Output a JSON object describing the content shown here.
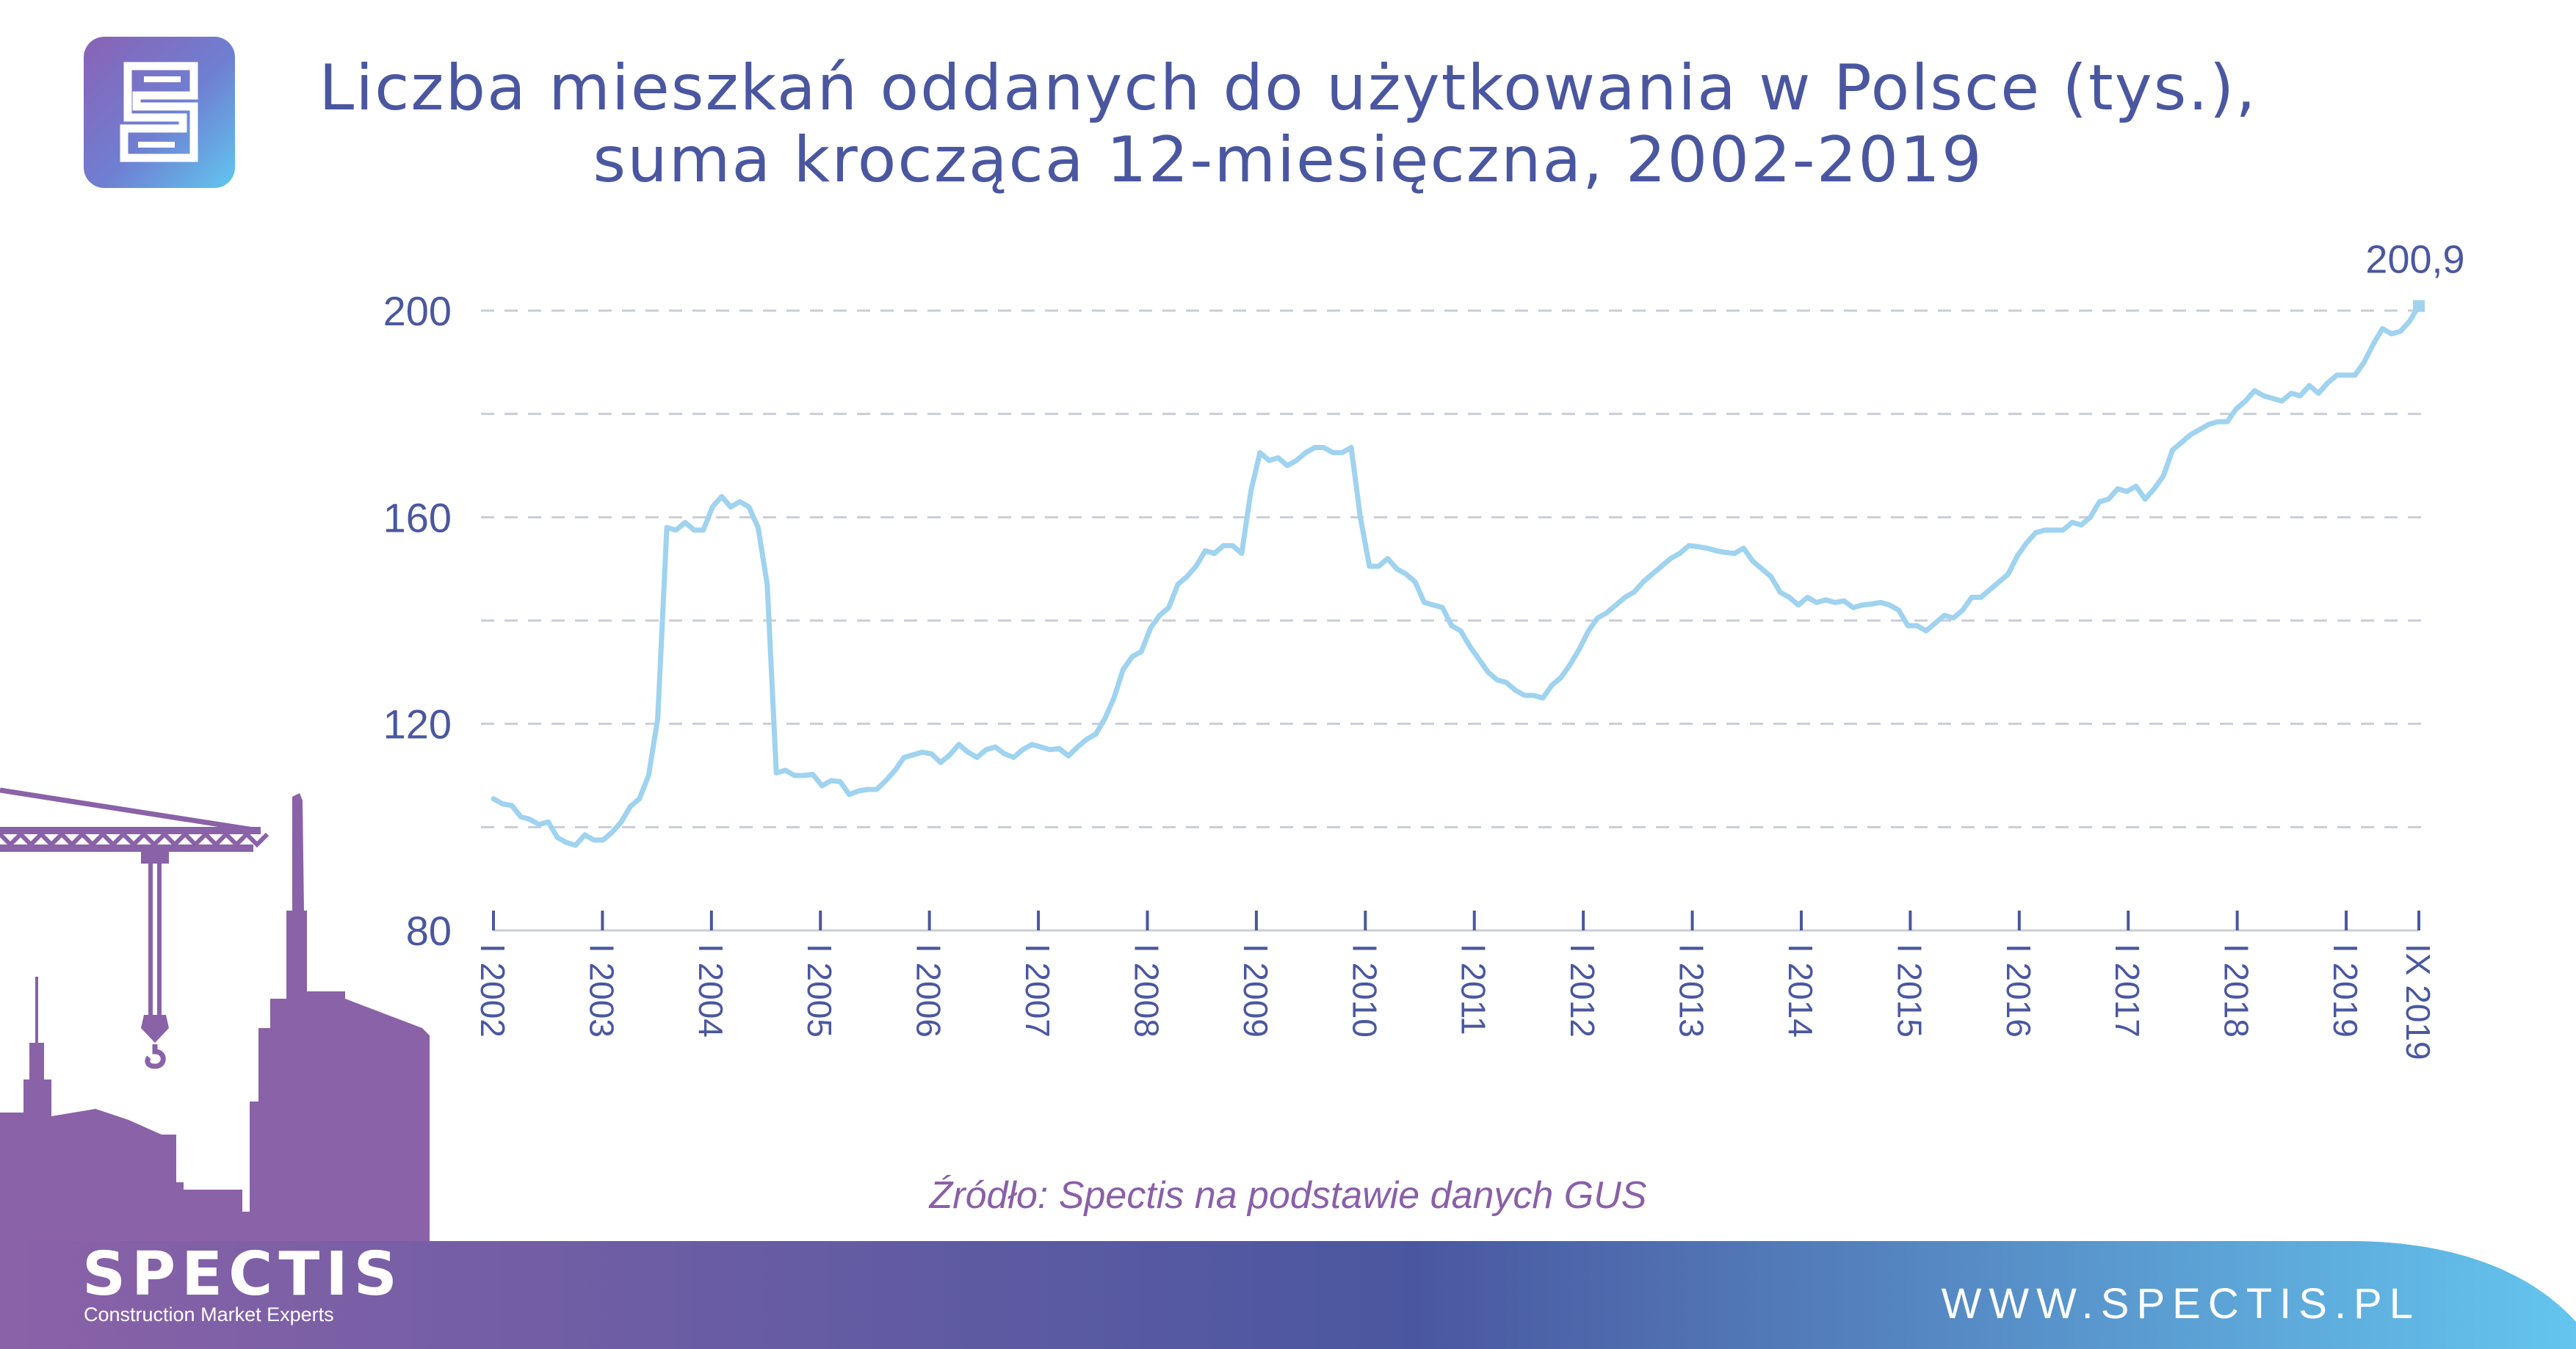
{
  "title": {
    "line1": "Liczba mieszkań oddanych do użytkowania w Polsce (tys.),",
    "line2": "suma krocząca 12-miesięczna, 2002-2019"
  },
  "source": "Źródło: Spectis na podstawie danych GUS",
  "brand": {
    "name": "SPECTIS",
    "tagline": "Construction Market Experts",
    "website": "WWW.SPECTIS.PL",
    "logo_letter": "S"
  },
  "colors": {
    "title": "#4a57a0",
    "axis": "#4a57a0",
    "line": "#9fd3ef",
    "grid": "#c9cdd8",
    "source": "#8a5fa8",
    "silhouette": "#8a62a8",
    "banner_left": "#8a62a8",
    "banner_mid": "#4a57a0",
    "banner_right": "#64c5ee"
  },
  "chart_data": {
    "type": "line",
    "title": "Liczba mieszkań oddanych do użytkowania w Polsce (tys.), suma krocząca 12-miesięczna, 2002-2019",
    "xlabel": "",
    "ylabel": "",
    "ylim": [
      80,
      200
    ],
    "yticks": [
      80,
      120,
      160,
      200
    ],
    "ytick_labels": [
      "80",
      "120",
      "160",
      "200"
    ],
    "grid": "horizontal dashed",
    "x_start": "I 2002",
    "x_end": "IX 2019",
    "xtick_labels": [
      "I 2002",
      "I 2003",
      "I 2004",
      "I 2005",
      "I 2006",
      "I 2007",
      "I 2008",
      "I 2009",
      "I 2010",
      "I 2011",
      "I 2012",
      "I 2013",
      "I 2014",
      "I 2015",
      "I 2016",
      "I 2017",
      "I 2018",
      "I 2019",
      "IX 2019"
    ],
    "xtick_months": [
      0,
      12,
      24,
      36,
      48,
      60,
      72,
      84,
      96,
      108,
      120,
      132,
      144,
      156,
      168,
      180,
      192,
      204,
      212
    ],
    "end_label": "200,9",
    "series": [
      {
        "values": [
          105.5,
          104.5,
          104.2,
          102,
          101.5,
          100.5,
          101,
          98,
          97,
          96.5,
          98.5,
          97.5,
          97.5,
          99,
          101,
          104,
          105.5,
          110,
          121,
          158,
          157.5,
          159,
          157.5,
          157.5,
          162,
          164,
          162,
          163,
          162,
          158,
          147,
          110.5,
          111,
          110,
          110,
          110.2,
          108,
          109,
          108.8,
          106.3,
          107,
          107.3,
          107.3,
          109,
          111,
          113.5,
          114,
          114.5,
          114.2,
          112.5,
          114,
          116,
          114.5,
          113.5,
          115,
          115.5,
          114.2,
          113.5,
          115,
          116,
          115.5,
          115,
          115.2,
          113.8,
          115.5,
          117,
          118,
          121,
          125,
          130.5,
          133,
          134,
          138.5,
          141,
          142.5,
          147,
          148.5,
          150.5,
          153.5,
          153,
          154.5,
          154.5,
          153,
          165,
          172.5,
          171,
          171.5,
          170,
          171,
          172.5,
          173.5,
          173.5,
          172.5,
          172.5,
          173.5,
          160,
          150.5,
          150.5,
          152,
          150,
          149,
          147.5,
          143.5,
          143,
          142.5,
          139,
          138,
          135,
          132.5,
          130,
          128.5,
          128,
          126.5,
          125.5,
          125.5,
          125,
          127.5,
          129,
          131.5,
          134.5,
          138,
          140.5,
          141.5,
          143,
          144.5,
          145.5,
          147.5,
          149,
          150.5,
          152,
          153,
          154.5,
          154.3,
          154,
          153.5,
          153.2,
          153,
          154,
          151.5,
          150,
          148.5,
          145.5,
          144.5,
          143,
          144.5,
          143.5,
          144,
          143.5,
          143.8,
          142.5,
          143,
          143.2,
          143.5,
          143,
          142,
          139,
          139,
          138,
          139.5,
          141,
          140.5,
          142,
          144.5,
          144.5,
          146,
          147.5,
          149,
          152.5,
          155,
          157,
          157.5,
          157.5,
          157.5,
          159,
          158.5,
          160,
          163,
          163.5,
          165.5,
          165,
          166,
          163.5,
          165.5,
          168,
          173,
          174.5,
          176,
          177,
          178,
          178.5,
          178.5,
          181,
          182.5,
          184.5,
          183.5,
          183,
          182.5,
          184,
          183.5,
          185.5,
          184,
          186,
          187.5,
          187.5,
          187.5,
          190,
          193.5,
          196.5,
          195.5,
          196,
          198,
          200.9
        ]
      }
    ]
  }
}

§ **Set task**
List all lines above in which the string "mieszkań" appears.

§ **Written reply**
    "line1": "Liczba mieszkań oddanych do użytkowania w Polsce (tys.),",
    "title": "Liczba mieszkań oddanych do użytkowania w Polsce (tys.), suma krocząca 12-miesięczna, 2002-2019",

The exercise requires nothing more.